## Problem to work on
Return each line of the listing that contains the string "Queens".

──────────

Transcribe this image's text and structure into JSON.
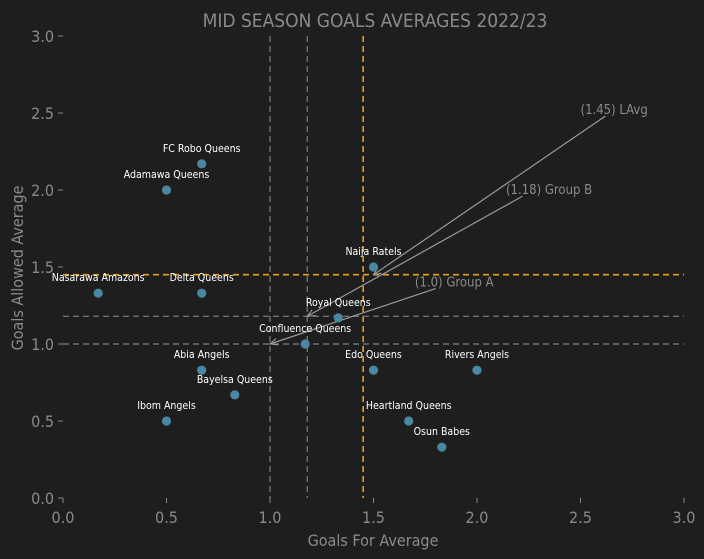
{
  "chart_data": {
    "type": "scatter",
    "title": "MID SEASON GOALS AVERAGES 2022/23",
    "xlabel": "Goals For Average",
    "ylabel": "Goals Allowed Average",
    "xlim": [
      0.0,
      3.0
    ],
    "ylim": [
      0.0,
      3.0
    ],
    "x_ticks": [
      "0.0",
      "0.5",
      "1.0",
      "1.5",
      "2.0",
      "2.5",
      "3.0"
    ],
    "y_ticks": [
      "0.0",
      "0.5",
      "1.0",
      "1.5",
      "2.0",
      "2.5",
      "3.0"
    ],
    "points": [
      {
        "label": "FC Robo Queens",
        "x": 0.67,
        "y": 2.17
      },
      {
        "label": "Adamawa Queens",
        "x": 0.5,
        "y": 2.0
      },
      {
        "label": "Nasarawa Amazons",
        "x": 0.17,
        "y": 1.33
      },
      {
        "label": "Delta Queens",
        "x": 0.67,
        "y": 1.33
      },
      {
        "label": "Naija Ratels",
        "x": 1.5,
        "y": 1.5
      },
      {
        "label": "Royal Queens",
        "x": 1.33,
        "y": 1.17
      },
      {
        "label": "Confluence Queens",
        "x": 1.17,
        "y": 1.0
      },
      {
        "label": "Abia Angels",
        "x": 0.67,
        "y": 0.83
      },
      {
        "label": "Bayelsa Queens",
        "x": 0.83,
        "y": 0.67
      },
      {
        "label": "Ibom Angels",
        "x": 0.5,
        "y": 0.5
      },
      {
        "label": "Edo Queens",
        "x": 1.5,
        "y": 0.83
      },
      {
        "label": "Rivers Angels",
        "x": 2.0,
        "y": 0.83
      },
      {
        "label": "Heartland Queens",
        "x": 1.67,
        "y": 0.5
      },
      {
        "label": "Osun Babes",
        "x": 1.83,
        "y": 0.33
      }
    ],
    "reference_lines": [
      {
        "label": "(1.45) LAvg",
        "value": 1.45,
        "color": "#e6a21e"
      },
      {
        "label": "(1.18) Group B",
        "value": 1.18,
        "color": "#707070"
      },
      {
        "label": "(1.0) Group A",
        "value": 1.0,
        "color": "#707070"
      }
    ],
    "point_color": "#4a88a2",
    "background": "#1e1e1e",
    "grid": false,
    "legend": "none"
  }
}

──────────

## The result
        "label": "FC Robo Queens",
        "label": "Adamawa Queens",
        "label": "Delta Queens",
        "label": "Royal Queens",
        "label": "Confluence Queens",
        "label": "Bayelsa Queens",
        "label": "Edo Queens",
        "label": "Heartland Queens",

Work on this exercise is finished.